**Task objective**
Set down the records once more, please, exactly and with the pictures left out.

**Data supplied**
===

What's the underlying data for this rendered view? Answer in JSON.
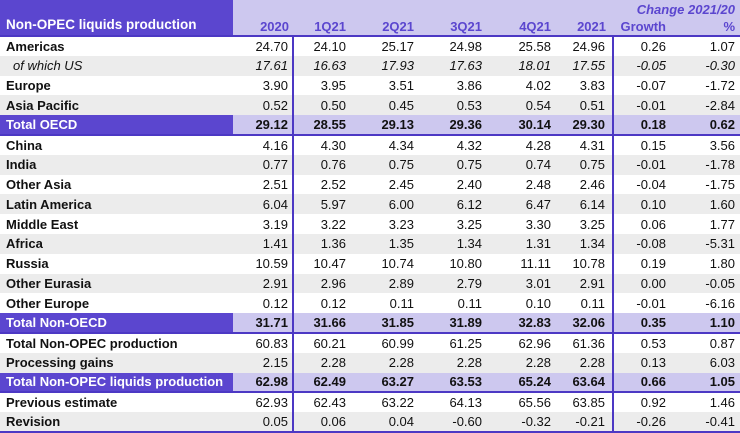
{
  "chart_data": {
    "type": "table",
    "title": "Non-OPEC liquids production",
    "change_group_header": "Change 2021/20",
    "columns": [
      "2020",
      "1Q21",
      "2Q21",
      "3Q21",
      "4Q21",
      "2021",
      "Growth",
      "%"
    ],
    "rows": [
      {
        "label": "Americas",
        "variant": "plain",
        "sep_after": false,
        "values": [
          "24.70",
          "24.10",
          "25.17",
          "24.98",
          "25.58",
          "24.96",
          "0.26",
          "1.07"
        ]
      },
      {
        "label": "of which US",
        "variant": "italic-shaded",
        "sep_after": false,
        "values": [
          "17.61",
          "16.63",
          "17.93",
          "17.63",
          "18.01",
          "17.55",
          "-0.05",
          "-0.30"
        ]
      },
      {
        "label": "Europe",
        "variant": "plain",
        "sep_after": false,
        "values": [
          "3.90",
          "3.95",
          "3.51",
          "3.86",
          "4.02",
          "3.83",
          "-0.07",
          "-1.72"
        ]
      },
      {
        "label": "Asia Pacific",
        "variant": "shaded",
        "sep_after": false,
        "values": [
          "0.52",
          "0.50",
          "0.45",
          "0.53",
          "0.54",
          "0.51",
          "-0.01",
          "-2.84"
        ]
      },
      {
        "label": "Total OECD",
        "variant": "total",
        "sep_after": true,
        "values": [
          "29.12",
          "28.55",
          "29.13",
          "29.36",
          "30.14",
          "29.30",
          "0.18",
          "0.62"
        ]
      },
      {
        "label": "China",
        "variant": "plain",
        "sep_after": false,
        "values": [
          "4.16",
          "4.30",
          "4.34",
          "4.32",
          "4.28",
          "4.31",
          "0.15",
          "3.56"
        ]
      },
      {
        "label": "India",
        "variant": "shaded",
        "sep_after": false,
        "values": [
          "0.77",
          "0.76",
          "0.75",
          "0.75",
          "0.74",
          "0.75",
          "-0.01",
          "-1.78"
        ]
      },
      {
        "label": "Other Asia",
        "variant": "plain",
        "sep_after": false,
        "values": [
          "2.51",
          "2.52",
          "2.45",
          "2.40",
          "2.48",
          "2.46",
          "-0.04",
          "-1.75"
        ]
      },
      {
        "label": "Latin America",
        "variant": "shaded",
        "sep_after": false,
        "values": [
          "6.04",
          "5.97",
          "6.00",
          "6.12",
          "6.47",
          "6.14",
          "0.10",
          "1.60"
        ]
      },
      {
        "label": "Middle East",
        "variant": "plain",
        "sep_after": false,
        "values": [
          "3.19",
          "3.22",
          "3.23",
          "3.25",
          "3.30",
          "3.25",
          "0.06",
          "1.77"
        ]
      },
      {
        "label": "Africa",
        "variant": "shaded",
        "sep_after": false,
        "values": [
          "1.41",
          "1.36",
          "1.35",
          "1.34",
          "1.31",
          "1.34",
          "-0.08",
          "-5.31"
        ]
      },
      {
        "label": "Russia",
        "variant": "plain",
        "sep_after": false,
        "values": [
          "10.59",
          "10.47",
          "10.74",
          "10.80",
          "11.11",
          "10.78",
          "0.19",
          "1.80"
        ]
      },
      {
        "label": "Other Eurasia",
        "variant": "shaded",
        "sep_after": false,
        "values": [
          "2.91",
          "2.96",
          "2.89",
          "2.79",
          "3.01",
          "2.91",
          "0.00",
          "-0.05"
        ]
      },
      {
        "label": "Other Europe",
        "variant": "plain",
        "sep_after": false,
        "values": [
          "0.12",
          "0.12",
          "0.11",
          "0.11",
          "0.10",
          "0.11",
          "-0.01",
          "-6.16"
        ]
      },
      {
        "label": "Total Non-OECD",
        "variant": "total",
        "sep_after": true,
        "values": [
          "31.71",
          "31.66",
          "31.85",
          "31.89",
          "32.83",
          "32.06",
          "0.35",
          "1.10"
        ]
      },
      {
        "label": "Total Non-OPEC production",
        "variant": "plain",
        "sep_after": false,
        "values": [
          "60.83",
          "60.21",
          "60.99",
          "61.25",
          "62.96",
          "61.36",
          "0.53",
          "0.87"
        ]
      },
      {
        "label": "Processing gains",
        "variant": "shaded",
        "sep_after": false,
        "values": [
          "2.15",
          "2.28",
          "2.28",
          "2.28",
          "2.28",
          "2.28",
          "0.13",
          "6.03"
        ]
      },
      {
        "label": "Total Non-OPEC liquids production",
        "variant": "total",
        "sep_after": true,
        "values": [
          "62.98",
          "62.49",
          "63.27",
          "63.53",
          "65.24",
          "63.64",
          "0.66",
          "1.05"
        ]
      },
      {
        "label": "Previous estimate",
        "variant": "plain",
        "sep_after": false,
        "values": [
          "62.93",
          "62.43",
          "63.22",
          "64.13",
          "65.56",
          "63.85",
          "0.92",
          "1.46"
        ]
      },
      {
        "label": "Revision",
        "variant": "shaded",
        "sep_after": false,
        "values": [
          "0.05",
          "0.06",
          "0.04",
          "-0.60",
          "-0.32",
          "-0.21",
          "-0.26",
          "-0.41"
        ]
      }
    ]
  },
  "colors": {
    "accent": "#5b46cf",
    "line": "#4c38c4",
    "lavender": "#cdc8ef",
    "stripe": "#ececec"
  }
}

===

**Worked answer**
What's the underlying data for this rendered view? Answer in JSON.
{
  "chart_data": {
    "type": "table",
    "title": "Non-OPEC liquids production",
    "change_group_header": "Change 2021/20",
    "columns": [
      "2020",
      "1Q21",
      "2Q21",
      "3Q21",
      "4Q21",
      "2021",
      "Growth",
      "%"
    ],
    "rows": [
      {
        "label": "Americas",
        "variant": "plain",
        "sep_after": false,
        "values": [
          "24.70",
          "24.10",
          "25.17",
          "24.98",
          "25.58",
          "24.96",
          "0.26",
          "1.07"
        ]
      },
      {
        "label": "of which US",
        "variant": "italic-shaded",
        "sep_after": false,
        "values": [
          "17.61",
          "16.63",
          "17.93",
          "17.63",
          "18.01",
          "17.55",
          "-0.05",
          "-0.30"
        ]
      },
      {
        "label": "Europe",
        "variant": "plain",
        "sep_after": false,
        "values": [
          "3.90",
          "3.95",
          "3.51",
          "3.86",
          "4.02",
          "3.83",
          "-0.07",
          "-1.72"
        ]
      },
      {
        "label": "Asia Pacific",
        "variant": "shaded",
        "sep_after": false,
        "values": [
          "0.52",
          "0.50",
          "0.45",
          "0.53",
          "0.54",
          "0.51",
          "-0.01",
          "-2.84"
        ]
      },
      {
        "label": "Total OECD",
        "variant": "total",
        "sep_after": true,
        "values": [
          "29.12",
          "28.55",
          "29.13",
          "29.36",
          "30.14",
          "29.30",
          "0.18",
          "0.62"
        ]
      },
      {
        "label": "China",
        "variant": "plain",
        "sep_after": false,
        "values": [
          "4.16",
          "4.30",
          "4.34",
          "4.32",
          "4.28",
          "4.31",
          "0.15",
          "3.56"
        ]
      },
      {
        "label": "India",
        "variant": "shaded",
        "sep_after": false,
        "values": [
          "0.77",
          "0.76",
          "0.75",
          "0.75",
          "0.74",
          "0.75",
          "-0.01",
          "-1.78"
        ]
      },
      {
        "label": "Other Asia",
        "variant": "plain",
        "sep_after": false,
        "values": [
          "2.51",
          "2.52",
          "2.45",
          "2.40",
          "2.48",
          "2.46",
          "-0.04",
          "-1.75"
        ]
      },
      {
        "label": "Latin America",
        "variant": "shaded",
        "sep_after": false,
        "values": [
          "6.04",
          "5.97",
          "6.00",
          "6.12",
          "6.47",
          "6.14",
          "0.10",
          "1.60"
        ]
      },
      {
        "label": "Middle East",
        "variant": "plain",
        "sep_after": false,
        "values": [
          "3.19",
          "3.22",
          "3.23",
          "3.25",
          "3.30",
          "3.25",
          "0.06",
          "1.77"
        ]
      },
      {
        "label": "Africa",
        "variant": "shaded",
        "sep_after": false,
        "values": [
          "1.41",
          "1.36",
          "1.35",
          "1.34",
          "1.31",
          "1.34",
          "-0.08",
          "-5.31"
        ]
      },
      {
        "label": "Russia",
        "variant": "plain",
        "sep_after": false,
        "values": [
          "10.59",
          "10.47",
          "10.74",
          "10.80",
          "11.11",
          "10.78",
          "0.19",
          "1.80"
        ]
      },
      {
        "label": "Other Eurasia",
        "variant": "shaded",
        "sep_after": false,
        "values": [
          "2.91",
          "2.96",
          "2.89",
          "2.79",
          "3.01",
          "2.91",
          "0.00",
          "-0.05"
        ]
      },
      {
        "label": "Other Europe",
        "variant": "plain",
        "sep_after": false,
        "values": [
          "0.12",
          "0.12",
          "0.11",
          "0.11",
          "0.10",
          "0.11",
          "-0.01",
          "-6.16"
        ]
      },
      {
        "label": "Total Non-OECD",
        "variant": "total",
        "sep_after": true,
        "values": [
          "31.71",
          "31.66",
          "31.85",
          "31.89",
          "32.83",
          "32.06",
          "0.35",
          "1.10"
        ]
      },
      {
        "label": "Total Non-OPEC production",
        "variant": "plain",
        "sep_after": false,
        "values": [
          "60.83",
          "60.21",
          "60.99",
          "61.25",
          "62.96",
          "61.36",
          "0.53",
          "0.87"
        ]
      },
      {
        "label": "Processing gains",
        "variant": "shaded",
        "sep_after": false,
        "values": [
          "2.15",
          "2.28",
          "2.28",
          "2.28",
          "2.28",
          "2.28",
          "0.13",
          "6.03"
        ]
      },
      {
        "label": "Total Non-OPEC liquids production",
        "variant": "total",
        "sep_after": true,
        "values": [
          "62.98",
          "62.49",
          "63.27",
          "63.53",
          "65.24",
          "63.64",
          "0.66",
          "1.05"
        ]
      },
      {
        "label": "Previous estimate",
        "variant": "plain",
        "sep_after": false,
        "values": [
          "62.93",
          "62.43",
          "63.22",
          "64.13",
          "65.56",
          "63.85",
          "0.92",
          "1.46"
        ]
      },
      {
        "label": "Revision",
        "variant": "shaded",
        "sep_after": false,
        "values": [
          "0.05",
          "0.06",
          "0.04",
          "-0.60",
          "-0.32",
          "-0.21",
          "-0.26",
          "-0.41"
        ]
      }
    ]
  },
  "colors": {
    "accent": "#5b46cf",
    "line": "#4c38c4",
    "lavender": "#cdc8ef",
    "stripe": "#ececec"
  }
}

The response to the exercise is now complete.